↓

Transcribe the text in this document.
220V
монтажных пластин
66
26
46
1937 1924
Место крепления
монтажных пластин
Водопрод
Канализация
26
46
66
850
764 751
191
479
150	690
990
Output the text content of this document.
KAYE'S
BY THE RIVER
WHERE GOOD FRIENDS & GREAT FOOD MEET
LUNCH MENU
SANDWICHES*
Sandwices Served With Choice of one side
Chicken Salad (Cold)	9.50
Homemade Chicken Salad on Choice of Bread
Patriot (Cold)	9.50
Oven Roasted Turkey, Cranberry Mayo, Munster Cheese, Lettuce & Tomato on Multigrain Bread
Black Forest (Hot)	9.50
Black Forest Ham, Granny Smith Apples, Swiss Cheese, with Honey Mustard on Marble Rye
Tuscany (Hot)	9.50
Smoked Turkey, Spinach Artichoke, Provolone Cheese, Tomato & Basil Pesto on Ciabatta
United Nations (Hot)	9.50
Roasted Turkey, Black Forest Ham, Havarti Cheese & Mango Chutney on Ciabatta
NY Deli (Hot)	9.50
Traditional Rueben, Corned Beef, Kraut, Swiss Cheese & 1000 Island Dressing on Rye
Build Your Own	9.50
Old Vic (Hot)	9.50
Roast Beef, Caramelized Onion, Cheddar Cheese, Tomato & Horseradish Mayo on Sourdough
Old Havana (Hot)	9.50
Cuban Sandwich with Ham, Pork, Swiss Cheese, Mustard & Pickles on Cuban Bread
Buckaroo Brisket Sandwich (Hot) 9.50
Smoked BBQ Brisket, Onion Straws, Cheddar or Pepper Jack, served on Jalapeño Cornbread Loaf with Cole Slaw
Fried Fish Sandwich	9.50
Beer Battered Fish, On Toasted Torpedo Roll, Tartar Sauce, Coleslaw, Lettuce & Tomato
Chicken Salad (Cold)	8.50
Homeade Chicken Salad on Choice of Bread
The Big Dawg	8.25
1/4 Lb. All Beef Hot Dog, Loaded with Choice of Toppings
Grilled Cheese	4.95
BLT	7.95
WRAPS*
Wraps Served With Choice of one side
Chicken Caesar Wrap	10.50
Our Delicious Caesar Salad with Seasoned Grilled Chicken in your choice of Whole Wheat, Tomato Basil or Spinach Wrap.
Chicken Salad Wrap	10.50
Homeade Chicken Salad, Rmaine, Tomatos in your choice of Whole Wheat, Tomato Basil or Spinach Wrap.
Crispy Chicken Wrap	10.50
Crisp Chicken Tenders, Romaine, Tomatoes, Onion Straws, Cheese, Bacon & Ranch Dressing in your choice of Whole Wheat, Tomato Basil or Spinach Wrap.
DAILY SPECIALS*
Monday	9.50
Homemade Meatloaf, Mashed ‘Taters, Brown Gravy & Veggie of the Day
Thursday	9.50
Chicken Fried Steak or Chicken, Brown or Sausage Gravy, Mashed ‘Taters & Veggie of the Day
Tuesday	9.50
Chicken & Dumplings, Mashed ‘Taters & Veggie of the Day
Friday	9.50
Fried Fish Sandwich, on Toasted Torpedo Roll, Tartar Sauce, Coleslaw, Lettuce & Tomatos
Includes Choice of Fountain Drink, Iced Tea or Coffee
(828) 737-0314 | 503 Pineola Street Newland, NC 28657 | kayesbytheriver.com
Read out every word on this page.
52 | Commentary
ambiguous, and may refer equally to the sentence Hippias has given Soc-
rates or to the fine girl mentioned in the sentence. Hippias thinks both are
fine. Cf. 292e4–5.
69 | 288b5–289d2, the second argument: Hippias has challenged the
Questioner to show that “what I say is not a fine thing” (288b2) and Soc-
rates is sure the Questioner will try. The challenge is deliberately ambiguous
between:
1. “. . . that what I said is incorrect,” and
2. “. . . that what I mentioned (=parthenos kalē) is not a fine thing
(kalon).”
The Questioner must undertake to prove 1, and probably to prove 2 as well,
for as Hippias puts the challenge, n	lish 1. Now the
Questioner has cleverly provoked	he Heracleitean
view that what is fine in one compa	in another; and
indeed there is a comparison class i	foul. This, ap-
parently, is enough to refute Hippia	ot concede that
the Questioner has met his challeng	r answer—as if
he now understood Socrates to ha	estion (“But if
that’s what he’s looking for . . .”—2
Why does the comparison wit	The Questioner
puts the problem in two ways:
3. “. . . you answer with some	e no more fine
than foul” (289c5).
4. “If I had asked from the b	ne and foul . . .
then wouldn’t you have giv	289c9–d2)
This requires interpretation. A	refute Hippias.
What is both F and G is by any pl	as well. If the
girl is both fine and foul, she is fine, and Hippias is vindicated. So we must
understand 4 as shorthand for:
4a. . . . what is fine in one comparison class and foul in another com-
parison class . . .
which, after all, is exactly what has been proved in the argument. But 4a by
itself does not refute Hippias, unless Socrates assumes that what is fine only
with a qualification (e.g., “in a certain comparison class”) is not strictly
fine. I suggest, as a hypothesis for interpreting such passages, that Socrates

↑

Search the records for the word "does", then list every line that has it.

Full solution.
Why does the comparison wit	The Questioner
itself does not refute Hippias, unless Socrates assumes that what is fine only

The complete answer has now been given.